(Records held in a dataset)
* * * * * * *

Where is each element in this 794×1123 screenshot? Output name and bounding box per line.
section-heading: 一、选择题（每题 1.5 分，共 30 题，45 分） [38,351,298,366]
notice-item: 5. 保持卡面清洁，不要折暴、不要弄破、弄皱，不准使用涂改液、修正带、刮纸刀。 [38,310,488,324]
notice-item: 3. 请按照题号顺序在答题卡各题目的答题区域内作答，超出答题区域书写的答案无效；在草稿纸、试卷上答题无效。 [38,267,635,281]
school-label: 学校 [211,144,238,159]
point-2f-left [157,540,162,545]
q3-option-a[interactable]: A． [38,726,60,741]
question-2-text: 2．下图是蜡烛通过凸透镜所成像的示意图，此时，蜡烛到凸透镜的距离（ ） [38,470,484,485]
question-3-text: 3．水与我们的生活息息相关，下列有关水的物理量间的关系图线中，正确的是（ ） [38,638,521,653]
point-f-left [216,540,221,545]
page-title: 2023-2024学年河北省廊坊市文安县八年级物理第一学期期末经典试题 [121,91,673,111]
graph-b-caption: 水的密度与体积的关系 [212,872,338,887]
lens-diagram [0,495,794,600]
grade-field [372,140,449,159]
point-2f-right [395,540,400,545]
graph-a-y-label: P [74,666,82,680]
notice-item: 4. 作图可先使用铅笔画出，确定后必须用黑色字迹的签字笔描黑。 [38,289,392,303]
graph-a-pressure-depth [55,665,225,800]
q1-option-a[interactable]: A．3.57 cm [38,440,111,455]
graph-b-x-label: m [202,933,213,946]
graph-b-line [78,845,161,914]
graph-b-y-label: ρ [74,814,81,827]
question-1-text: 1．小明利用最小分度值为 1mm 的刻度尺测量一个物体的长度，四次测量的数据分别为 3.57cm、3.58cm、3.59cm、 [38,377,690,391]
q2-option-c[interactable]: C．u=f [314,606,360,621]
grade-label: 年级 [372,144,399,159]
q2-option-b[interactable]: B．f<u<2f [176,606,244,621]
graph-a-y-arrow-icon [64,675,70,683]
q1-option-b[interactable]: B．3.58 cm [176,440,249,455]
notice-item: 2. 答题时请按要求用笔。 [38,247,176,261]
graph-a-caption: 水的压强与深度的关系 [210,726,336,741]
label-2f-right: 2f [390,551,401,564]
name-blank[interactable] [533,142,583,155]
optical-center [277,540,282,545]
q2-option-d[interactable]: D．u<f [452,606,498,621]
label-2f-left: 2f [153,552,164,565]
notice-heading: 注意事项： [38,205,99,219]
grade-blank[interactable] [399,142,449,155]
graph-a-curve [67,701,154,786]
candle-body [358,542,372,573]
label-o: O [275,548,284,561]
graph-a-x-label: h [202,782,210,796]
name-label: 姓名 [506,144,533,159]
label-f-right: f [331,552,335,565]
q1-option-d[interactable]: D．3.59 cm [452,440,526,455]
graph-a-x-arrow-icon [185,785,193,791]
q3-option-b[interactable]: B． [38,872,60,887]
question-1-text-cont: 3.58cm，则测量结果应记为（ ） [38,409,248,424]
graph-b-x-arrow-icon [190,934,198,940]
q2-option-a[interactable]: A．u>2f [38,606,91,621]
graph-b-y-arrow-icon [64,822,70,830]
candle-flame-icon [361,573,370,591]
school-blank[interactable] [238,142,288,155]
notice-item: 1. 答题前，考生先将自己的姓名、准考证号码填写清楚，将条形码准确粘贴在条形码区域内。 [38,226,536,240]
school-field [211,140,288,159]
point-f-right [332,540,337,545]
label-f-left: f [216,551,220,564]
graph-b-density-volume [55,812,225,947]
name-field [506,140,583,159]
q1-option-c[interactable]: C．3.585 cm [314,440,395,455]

* * * * * * *

Work to be completed ▸
Copy every entry above word for word, line by line, with nothing changed or left out.

Finished task ▸
Where is each element in this 794×1123 screenshot? Output name and bounding box per line.
section-heading: 一、选择题（每题 1.5 分，共 30 题，45 分） [38,351,298,366]
notice-item: 5. 保持卡面清洁，不要折暴、不要弄破、弄皱，不准使用涂改液、修正带、刮纸刀。 [38,310,488,324]
notice-item: 3. 请按照题号顺序在答题卡各题目的答题区域内作答，超出答题区域书写的答案无效；在草稿纸、试卷上答题无效。 [38,267,635,281]
school-label: 学校 [211,144,238,159]
point-2f-left [157,540,162,545]
q3-option-a[interactable]: A． [38,726,60,741]
question-2-text: 2．下图是蜡烛通过凸透镜所成像的示意图，此时，蜡烛到凸透镜的距离（ ） [38,470,484,485]
question-3-text: 3．水与我们的生活息息相关，下列有关水的物理量间的关系图线中，正确的是（ ） [38,638,521,653]
point-f-left [216,540,221,545]
page-title: 2023-2024学年河北省廊坊市文安县八年级物理第一学期期末经典试题 [121,91,673,111]
graph-b-caption: 水的密度与体积的关系 [212,872,338,887]
lens-diagram [0,495,794,600]
grade-field [372,140,449,159]
point-2f-right [395,540,400,545]
graph-a-y-label: P [74,666,82,680]
notice-item: 4. 作图可先使用铅笔画出，确定后必须用黑色字迹的签字笔描黑。 [38,289,392,303]
graph-a-pressure-depth [55,665,225,800]
q1-option-a[interactable]: A．3.57 cm [38,440,111,455]
graph-b-x-label: m [202,933,213,946]
graph-b-line [78,845,161,914]
graph-b-y-label: ρ [74,814,81,827]
question-1-text: 1．小明利用最小分度值为 1mm 的刻度尺测量一个物体的长度，四次测量的数据分别为 3.57cm、3.58cm、3.59cm、 [38,377,690,391]
q2-option-c[interactable]: C．u=f [314,606,360,621]
grade-label: 年级 [372,144,399,159]
q2-option-b[interactable]: B．f<u<2f [176,606,244,621]
graph-a-y-arrow-icon [64,675,70,683]
q1-option-b[interactable]: B．3.58 cm [176,440,249,455]
notice-item: 2. 答题时请按要求用笔。 [38,247,176,261]
graph-a-caption: 水的压强与深度的关系 [210,726,336,741]
label-2f-right: 2f [390,551,401,564]
name-blank[interactable] [533,142,583,155]
optical-center [277,540,282,545]
q2-option-d[interactable]: D．u<f [452,606,498,621]
label-2f-left: 2f [153,552,164,565]
notice-heading: 注意事项： [38,205,99,219]
grade-blank[interactable] [399,142,449,155]
graph-a-curve [67,701,154,786]
candle-body [358,542,372,573]
label-o: O [275,548,284,561]
graph-a-x-label: h [202,782,210,796]
name-label: 姓名 [506,144,533,159]
label-f-right: f [331,552,335,565]
q1-option-d[interactable]: D．3.59 cm [452,440,526,455]
graph-a-x-arrow-icon [185,785,193,791]
q3-option-b[interactable]: B． [38,872,60,887]
question-1-text-cont: 3.58cm，则测量结果应记为（ ） [38,409,248,424]
graph-b-x-arrow-icon [190,934,198,940]
q2-option-a[interactable]: A．u>2f [38,606,91,621]
graph-b-y-arrow-icon [64,822,70,830]
candle-flame-icon [361,573,370,591]
school-blank[interactable] [238,142,288,155]
notice-item: 1. 答题前，考生先将自己的姓名、准考证号码填写清楚，将条形码准确粘贴在条形码区域内。 [38,226,536,240]
school-field [211,140,288,159]
point-f-right [332,540,337,545]
label-f-left: f [216,551,220,564]
graph-b-density-volume [55,812,225,947]
name-field [506,140,583,159]
q1-option-c[interactable]: C．3.585 cm [314,440,395,455]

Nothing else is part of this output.